» **Task to complete**
In the entries below, count every line containing "text". Reply with the number alone.

» **Provided information**
-- Begin --
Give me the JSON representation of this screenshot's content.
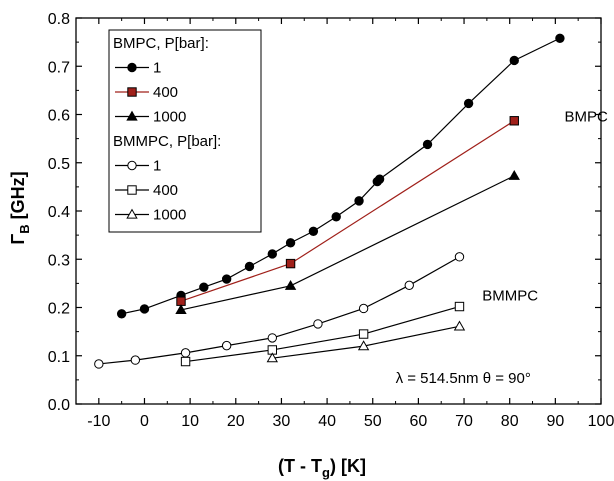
{
  "chart_data": {
    "type": "scatter",
    "xlabel": "(T - Tg) [K]",
    "xlabel_parts": {
      "main": "(T - T",
      "sub": "g",
      "tail": ") [K]"
    },
    "ylabel": "ΓB [GHz]",
    "ylabel_parts": {
      "main": "Γ",
      "sub": "B",
      "tail": " [GHz]"
    },
    "xlim": [
      -15,
      100
    ],
    "ylim": [
      0.0,
      0.8
    ],
    "x_ticks": [
      -10,
      0,
      10,
      20,
      30,
      40,
      50,
      60,
      70,
      80,
      90,
      100
    ],
    "y_ticks": [
      0.0,
      0.1,
      0.2,
      0.3,
      0.4,
      0.5,
      0.6,
      0.7,
      0.8
    ],
    "grid": false,
    "legend": {
      "placement": "top-left",
      "entries": [
        {
          "type": "header",
          "text": "BMPC, P[bar]:"
        },
        {
          "type": "series",
          "series": 0,
          "text": "1"
        },
        {
          "type": "series",
          "series": 1,
          "text": "400"
        },
        {
          "type": "series",
          "series": 2,
          "text": "1000"
        },
        {
          "type": "header",
          "text": "BMMPC, P[bar]:"
        },
        {
          "type": "series",
          "series": 3,
          "text": "1"
        },
        {
          "type": "series",
          "series": 4,
          "text": "400"
        },
        {
          "type": "series",
          "series": 5,
          "text": "1000"
        }
      ]
    },
    "annotations": [
      {
        "text": "BMPC",
        "x": 92,
        "y": 0.585
      },
      {
        "text": "BMMPC",
        "x": 74,
        "y": 0.215
      },
      {
        "text": "λ = 514.5nm θ = 90°",
        "x": 55,
        "y": 0.044
      }
    ],
    "series": [
      {
        "name": "BMPC, P[bar]: 1",
        "marker": "circle-filled",
        "color": "#000000",
        "x": [
          -5,
          0,
          8,
          13,
          18,
          23,
          28,
          32,
          37,
          42,
          47,
          51,
          51.5,
          62,
          71,
          81,
          91
        ],
        "y": [
          0.187,
          0.197,
          0.225,
          0.242,
          0.259,
          0.285,
          0.311,
          0.334,
          0.358,
          0.388,
          0.421,
          0.461,
          0.466,
          0.538,
          0.623,
          0.712,
          0.758
        ]
      },
      {
        "name": "BMPC, P[bar]: 400",
        "marker": "square-filled",
        "color": "#a0201a",
        "x": [
          8,
          32,
          81
        ],
        "y": [
          0.213,
          0.291,
          0.587
        ]
      },
      {
        "name": "BMPC, P[bar]: 1000",
        "marker": "triangle-filled",
        "color": "#000000",
        "x": [
          8,
          32,
          81
        ],
        "y": [
          0.195,
          0.245,
          0.473
        ]
      },
      {
        "name": "BMMPC, P[bar]: 1",
        "marker": "circle-open",
        "color": "#000000",
        "x": [
          -10,
          -2,
          9,
          18,
          28,
          38,
          48,
          58,
          69
        ],
        "y": [
          0.083,
          0.091,
          0.106,
          0.121,
          0.137,
          0.166,
          0.198,
          0.246,
          0.305
        ]
      },
      {
        "name": "BMMPC, P[bar]: 400",
        "marker": "square-open",
        "color": "#000000",
        "x": [
          9,
          28,
          48,
          69
        ],
        "y": [
          0.088,
          0.112,
          0.145,
          0.202
        ]
      },
      {
        "name": "BMMPC, P[bar]: 1000",
        "marker": "triangle-open",
        "color": "#000000",
        "x": [
          28,
          48,
          69
        ],
        "y": [
          0.095,
          0.12,
          0.161
        ]
      }
    ]
  }
}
-- End --
» **Problem solution**
11